>>>>>

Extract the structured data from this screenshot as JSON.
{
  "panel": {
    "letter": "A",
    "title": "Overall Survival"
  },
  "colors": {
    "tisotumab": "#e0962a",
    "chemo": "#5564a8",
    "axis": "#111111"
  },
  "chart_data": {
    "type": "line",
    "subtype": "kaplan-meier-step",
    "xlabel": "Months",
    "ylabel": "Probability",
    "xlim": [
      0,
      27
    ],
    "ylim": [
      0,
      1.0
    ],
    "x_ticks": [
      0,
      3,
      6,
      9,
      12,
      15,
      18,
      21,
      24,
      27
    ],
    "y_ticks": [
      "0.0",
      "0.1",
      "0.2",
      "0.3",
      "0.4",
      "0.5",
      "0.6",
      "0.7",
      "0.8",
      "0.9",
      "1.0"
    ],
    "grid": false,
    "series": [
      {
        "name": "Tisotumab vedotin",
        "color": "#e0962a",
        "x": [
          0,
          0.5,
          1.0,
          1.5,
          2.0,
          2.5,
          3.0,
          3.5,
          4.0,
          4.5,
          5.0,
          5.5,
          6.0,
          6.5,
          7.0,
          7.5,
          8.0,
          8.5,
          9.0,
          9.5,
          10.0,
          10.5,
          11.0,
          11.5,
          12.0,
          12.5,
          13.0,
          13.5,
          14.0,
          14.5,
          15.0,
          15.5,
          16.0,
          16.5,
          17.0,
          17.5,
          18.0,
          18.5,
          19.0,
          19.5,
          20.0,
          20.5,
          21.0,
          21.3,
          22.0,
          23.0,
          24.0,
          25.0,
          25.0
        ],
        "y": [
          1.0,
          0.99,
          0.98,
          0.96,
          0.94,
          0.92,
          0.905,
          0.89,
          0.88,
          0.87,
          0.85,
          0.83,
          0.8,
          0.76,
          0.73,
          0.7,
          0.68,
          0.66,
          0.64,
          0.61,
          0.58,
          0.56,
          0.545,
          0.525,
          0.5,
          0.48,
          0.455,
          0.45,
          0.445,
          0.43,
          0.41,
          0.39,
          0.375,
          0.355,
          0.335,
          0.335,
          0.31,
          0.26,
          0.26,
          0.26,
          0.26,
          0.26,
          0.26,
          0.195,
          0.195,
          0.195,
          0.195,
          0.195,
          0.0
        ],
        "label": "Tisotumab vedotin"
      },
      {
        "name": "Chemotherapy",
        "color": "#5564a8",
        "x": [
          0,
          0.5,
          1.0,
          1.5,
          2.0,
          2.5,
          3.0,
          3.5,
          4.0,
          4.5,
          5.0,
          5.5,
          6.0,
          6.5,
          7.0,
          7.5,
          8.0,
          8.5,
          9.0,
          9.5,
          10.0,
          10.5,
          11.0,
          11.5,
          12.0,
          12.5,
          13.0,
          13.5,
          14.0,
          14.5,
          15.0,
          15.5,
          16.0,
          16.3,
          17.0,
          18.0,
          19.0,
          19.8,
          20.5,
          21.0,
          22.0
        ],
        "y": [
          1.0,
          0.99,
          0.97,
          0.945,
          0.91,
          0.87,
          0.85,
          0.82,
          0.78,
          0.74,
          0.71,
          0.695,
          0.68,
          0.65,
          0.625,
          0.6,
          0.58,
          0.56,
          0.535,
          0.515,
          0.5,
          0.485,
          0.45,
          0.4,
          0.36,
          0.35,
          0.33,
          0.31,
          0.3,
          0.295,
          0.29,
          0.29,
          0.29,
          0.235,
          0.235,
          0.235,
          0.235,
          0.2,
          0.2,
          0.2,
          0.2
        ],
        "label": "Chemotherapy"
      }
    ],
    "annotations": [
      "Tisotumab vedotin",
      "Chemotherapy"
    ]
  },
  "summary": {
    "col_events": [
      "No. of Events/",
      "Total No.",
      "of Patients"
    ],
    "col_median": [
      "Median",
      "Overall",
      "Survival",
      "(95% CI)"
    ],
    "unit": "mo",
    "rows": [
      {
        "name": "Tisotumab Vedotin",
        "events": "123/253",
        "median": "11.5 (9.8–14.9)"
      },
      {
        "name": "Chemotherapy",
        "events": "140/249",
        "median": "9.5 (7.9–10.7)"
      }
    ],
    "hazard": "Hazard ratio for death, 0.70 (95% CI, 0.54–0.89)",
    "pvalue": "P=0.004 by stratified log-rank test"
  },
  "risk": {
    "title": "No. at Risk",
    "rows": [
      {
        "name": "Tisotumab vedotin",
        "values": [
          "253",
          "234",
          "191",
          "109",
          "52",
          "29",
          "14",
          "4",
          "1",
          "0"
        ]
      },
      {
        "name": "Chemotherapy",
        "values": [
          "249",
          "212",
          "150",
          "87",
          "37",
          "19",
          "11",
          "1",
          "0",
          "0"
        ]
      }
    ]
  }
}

<<<<<

## Exercise aim:
Produce an identical printout of the material above.

## Exercise result:
Extract the structured data from this screenshot as JSON.
{
  "panel": {
    "letter": "A",
    "title": "Overall Survival"
  },
  "colors": {
    "tisotumab": "#e0962a",
    "chemo": "#5564a8",
    "axis": "#111111"
  },
  "chart_data": {
    "type": "line",
    "subtype": "kaplan-meier-step",
    "xlabel": "Months",
    "ylabel": "Probability",
    "xlim": [
      0,
      27
    ],
    "ylim": [
      0,
      1.0
    ],
    "x_ticks": [
      0,
      3,
      6,
      9,
      12,
      15,
      18,
      21,
      24,
      27
    ],
    "y_ticks": [
      "0.0",
      "0.1",
      "0.2",
      "0.3",
      "0.4",
      "0.5",
      "0.6",
      "0.7",
      "0.8",
      "0.9",
      "1.0"
    ],
    "grid": false,
    "series": [
      {
        "name": "Tisotumab vedotin",
        "color": "#e0962a",
        "x": [
          0,
          0.5,
          1.0,
          1.5,
          2.0,
          2.5,
          3.0,
          3.5,
          4.0,
          4.5,
          5.0,
          5.5,
          6.0,
          6.5,
          7.0,
          7.5,
          8.0,
          8.5,
          9.0,
          9.5,
          10.0,
          10.5,
          11.0,
          11.5,
          12.0,
          12.5,
          13.0,
          13.5,
          14.0,
          14.5,
          15.0,
          15.5,
          16.0,
          16.5,
          17.0,
          17.5,
          18.0,
          18.5,
          19.0,
          19.5,
          20.0,
          20.5,
          21.0,
          21.3,
          22.0,
          23.0,
          24.0,
          25.0,
          25.0
        ],
        "y": [
          1.0,
          0.99,
          0.98,
          0.96,
          0.94,
          0.92,
          0.905,
          0.89,
          0.88,
          0.87,
          0.85,
          0.83,
          0.8,
          0.76,
          0.73,
          0.7,
          0.68,
          0.66,
          0.64,
          0.61,
          0.58,
          0.56,
          0.545,
          0.525,
          0.5,
          0.48,
          0.455,
          0.45,
          0.445,
          0.43,
          0.41,
          0.39,
          0.375,
          0.355,
          0.335,
          0.335,
          0.31,
          0.26,
          0.26,
          0.26,
          0.26,
          0.26,
          0.26,
          0.195,
          0.195,
          0.195,
          0.195,
          0.195,
          0.0
        ],
        "label": "Tisotumab vedotin"
      },
      {
        "name": "Chemotherapy",
        "color": "#5564a8",
        "x": [
          0,
          0.5,
          1.0,
          1.5,
          2.0,
          2.5,
          3.0,
          3.5,
          4.0,
          4.5,
          5.0,
          5.5,
          6.0,
          6.5,
          7.0,
          7.5,
          8.0,
          8.5,
          9.0,
          9.5,
          10.0,
          10.5,
          11.0,
          11.5,
          12.0,
          12.5,
          13.0,
          13.5,
          14.0,
          14.5,
          15.0,
          15.5,
          16.0,
          16.3,
          17.0,
          18.0,
          19.0,
          19.8,
          20.5,
          21.0,
          22.0
        ],
        "y": [
          1.0,
          0.99,
          0.97,
          0.945,
          0.91,
          0.87,
          0.85,
          0.82,
          0.78,
          0.74,
          0.71,
          0.695,
          0.68,
          0.65,
          0.625,
          0.6,
          0.58,
          0.56,
          0.535,
          0.515,
          0.5,
          0.485,
          0.45,
          0.4,
          0.36,
          0.35,
          0.33,
          0.31,
          0.3,
          0.295,
          0.29,
          0.29,
          0.29,
          0.235,
          0.235,
          0.235,
          0.235,
          0.2,
          0.2,
          0.2,
          0.2
        ],
        "label": "Chemotherapy"
      }
    ],
    "annotations": [
      "Tisotumab vedotin",
      "Chemotherapy"
    ]
  },
  "summary": {
    "col_events": [
      "No. of Events/",
      "Total No.",
      "of Patients"
    ],
    "col_median": [
      "Median",
      "Overall",
      "Survival",
      "(95% CI)"
    ],
    "unit": "mo",
    "rows": [
      {
        "name": "Tisotumab Vedotin",
        "events": "123/253",
        "median": "11.5 (9.8–14.9)"
      },
      {
        "name": "Chemotherapy",
        "events": "140/249",
        "median": "9.5 (7.9–10.7)"
      }
    ],
    "hazard": "Hazard ratio for death, 0.70 (95% CI, 0.54–0.89)",
    "pvalue": "P=0.004 by stratified log-rank test"
  },
  "risk": {
    "title": "No. at Risk",
    "rows": [
      {
        "name": "Tisotumab vedotin",
        "values": [
          "253",
          "234",
          "191",
          "109",
          "52",
          "29",
          "14",
          "4",
          "1",
          "0"
        ]
      },
      {
        "name": "Chemotherapy",
        "values": [
          "249",
          "212",
          "150",
          "87",
          "37",
          "19",
          "11",
          "1",
          "0",
          "0"
        ]
      }
    ]
  }
}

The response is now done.